* BEGIN EXERCISE MATERIAL *
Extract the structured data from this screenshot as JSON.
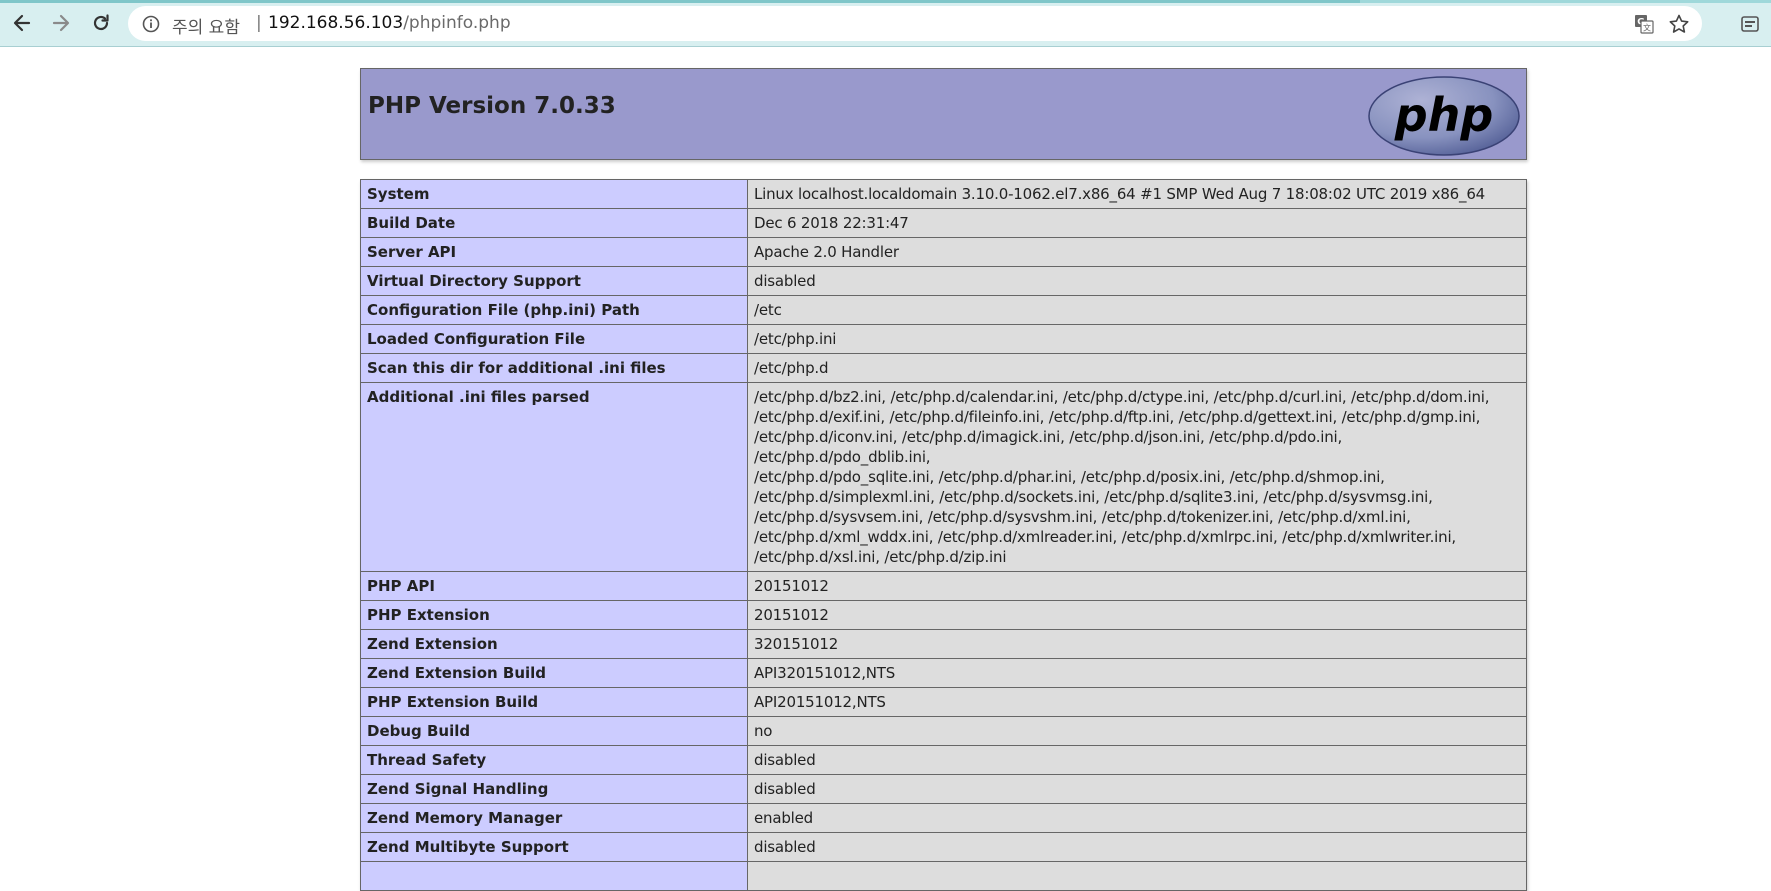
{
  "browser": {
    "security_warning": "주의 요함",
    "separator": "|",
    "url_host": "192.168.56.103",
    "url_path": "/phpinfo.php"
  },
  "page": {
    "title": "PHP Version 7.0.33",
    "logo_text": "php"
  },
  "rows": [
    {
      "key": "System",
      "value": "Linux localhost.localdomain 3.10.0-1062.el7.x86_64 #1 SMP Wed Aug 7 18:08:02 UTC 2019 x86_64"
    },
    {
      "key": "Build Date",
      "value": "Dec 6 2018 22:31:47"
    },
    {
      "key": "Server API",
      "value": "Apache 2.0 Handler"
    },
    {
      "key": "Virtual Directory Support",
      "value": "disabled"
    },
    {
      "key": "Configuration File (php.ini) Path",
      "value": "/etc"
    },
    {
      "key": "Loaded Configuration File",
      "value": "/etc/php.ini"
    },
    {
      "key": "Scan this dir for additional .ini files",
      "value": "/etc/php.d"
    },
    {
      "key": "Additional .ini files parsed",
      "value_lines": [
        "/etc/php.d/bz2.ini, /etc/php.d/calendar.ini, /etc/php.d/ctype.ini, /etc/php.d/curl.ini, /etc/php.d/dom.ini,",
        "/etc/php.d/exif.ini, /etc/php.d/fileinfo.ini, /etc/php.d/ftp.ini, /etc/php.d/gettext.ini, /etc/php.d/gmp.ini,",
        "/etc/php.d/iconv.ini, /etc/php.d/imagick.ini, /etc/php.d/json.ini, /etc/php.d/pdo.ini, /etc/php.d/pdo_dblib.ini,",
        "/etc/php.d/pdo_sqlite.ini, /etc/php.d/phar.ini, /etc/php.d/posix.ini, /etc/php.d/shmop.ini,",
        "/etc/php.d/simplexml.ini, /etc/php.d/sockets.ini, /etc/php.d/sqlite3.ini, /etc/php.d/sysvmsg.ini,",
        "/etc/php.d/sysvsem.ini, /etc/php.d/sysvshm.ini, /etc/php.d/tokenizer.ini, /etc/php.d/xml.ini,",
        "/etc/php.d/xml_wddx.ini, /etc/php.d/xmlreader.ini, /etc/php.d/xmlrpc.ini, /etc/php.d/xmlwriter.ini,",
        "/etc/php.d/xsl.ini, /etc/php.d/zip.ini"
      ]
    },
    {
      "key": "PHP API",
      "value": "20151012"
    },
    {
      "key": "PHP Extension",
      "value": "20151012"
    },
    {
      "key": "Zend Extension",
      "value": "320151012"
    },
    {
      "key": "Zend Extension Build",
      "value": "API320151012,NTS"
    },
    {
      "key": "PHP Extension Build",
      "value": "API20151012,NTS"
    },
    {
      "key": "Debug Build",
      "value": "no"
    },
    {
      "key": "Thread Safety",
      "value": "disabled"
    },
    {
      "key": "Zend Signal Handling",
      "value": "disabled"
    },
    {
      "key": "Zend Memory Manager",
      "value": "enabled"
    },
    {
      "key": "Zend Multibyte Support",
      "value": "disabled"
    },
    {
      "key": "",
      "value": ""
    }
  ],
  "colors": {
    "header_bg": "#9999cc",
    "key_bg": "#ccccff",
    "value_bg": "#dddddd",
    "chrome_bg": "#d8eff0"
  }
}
* END EXERCISE MATERIAL *
GIVEN TASK: Quote every record above exactly, leaving out the pictures.

EXERCISE SOLUTION:
Extract the structured data from this screenshot as JSON.
{
  "browser": {
    "security_warning": "주의 요함",
    "separator": "|",
    "url_host": "192.168.56.103",
    "url_path": "/phpinfo.php"
  },
  "page": {
    "title": "PHP Version 7.0.33",
    "logo_text": "php"
  },
  "rows": [
    {
      "key": "System",
      "value": "Linux localhost.localdomain 3.10.0-1062.el7.x86_64 #1 SMP Wed Aug 7 18:08:02 UTC 2019 x86_64"
    },
    {
      "key": "Build Date",
      "value": "Dec 6 2018 22:31:47"
    },
    {
      "key": "Server API",
      "value": "Apache 2.0 Handler"
    },
    {
      "key": "Virtual Directory Support",
      "value": "disabled"
    },
    {
      "key": "Configuration File (php.ini) Path",
      "value": "/etc"
    },
    {
      "key": "Loaded Configuration File",
      "value": "/etc/php.ini"
    },
    {
      "key": "Scan this dir for additional .ini files",
      "value": "/etc/php.d"
    },
    {
      "key": "Additional .ini files parsed",
      "value_lines": [
        "/etc/php.d/bz2.ini, /etc/php.d/calendar.ini, /etc/php.d/ctype.ini, /etc/php.d/curl.ini, /etc/php.d/dom.ini,",
        "/etc/php.d/exif.ini, /etc/php.d/fileinfo.ini, /etc/php.d/ftp.ini, /etc/php.d/gettext.ini, /etc/php.d/gmp.ini,",
        "/etc/php.d/iconv.ini, /etc/php.d/imagick.ini, /etc/php.d/json.ini, /etc/php.d/pdo.ini, /etc/php.d/pdo_dblib.ini,",
        "/etc/php.d/pdo_sqlite.ini, /etc/php.d/phar.ini, /etc/php.d/posix.ini, /etc/php.d/shmop.ini,",
        "/etc/php.d/simplexml.ini, /etc/php.d/sockets.ini, /etc/php.d/sqlite3.ini, /etc/php.d/sysvmsg.ini,",
        "/etc/php.d/sysvsem.ini, /etc/php.d/sysvshm.ini, /etc/php.d/tokenizer.ini, /etc/php.d/xml.ini,",
        "/etc/php.d/xml_wddx.ini, /etc/php.d/xmlreader.ini, /etc/php.d/xmlrpc.ini, /etc/php.d/xmlwriter.ini,",
        "/etc/php.d/xsl.ini, /etc/php.d/zip.ini"
      ]
    },
    {
      "key": "PHP API",
      "value": "20151012"
    },
    {
      "key": "PHP Extension",
      "value": "20151012"
    },
    {
      "key": "Zend Extension",
      "value": "320151012"
    },
    {
      "key": "Zend Extension Build",
      "value": "API320151012,NTS"
    },
    {
      "key": "PHP Extension Build",
      "value": "API20151012,NTS"
    },
    {
      "key": "Debug Build",
      "value": "no"
    },
    {
      "key": "Thread Safety",
      "value": "disabled"
    },
    {
      "key": "Zend Signal Handling",
      "value": "disabled"
    },
    {
      "key": "Zend Memory Manager",
      "value": "enabled"
    },
    {
      "key": "Zend Multibyte Support",
      "value": "disabled"
    },
    {
      "key": "",
      "value": ""
    }
  ],
  "colors": {
    "header_bg": "#9999cc",
    "key_bg": "#ccccff",
    "value_bg": "#dddddd",
    "chrome_bg": "#d8eff0"
  }
}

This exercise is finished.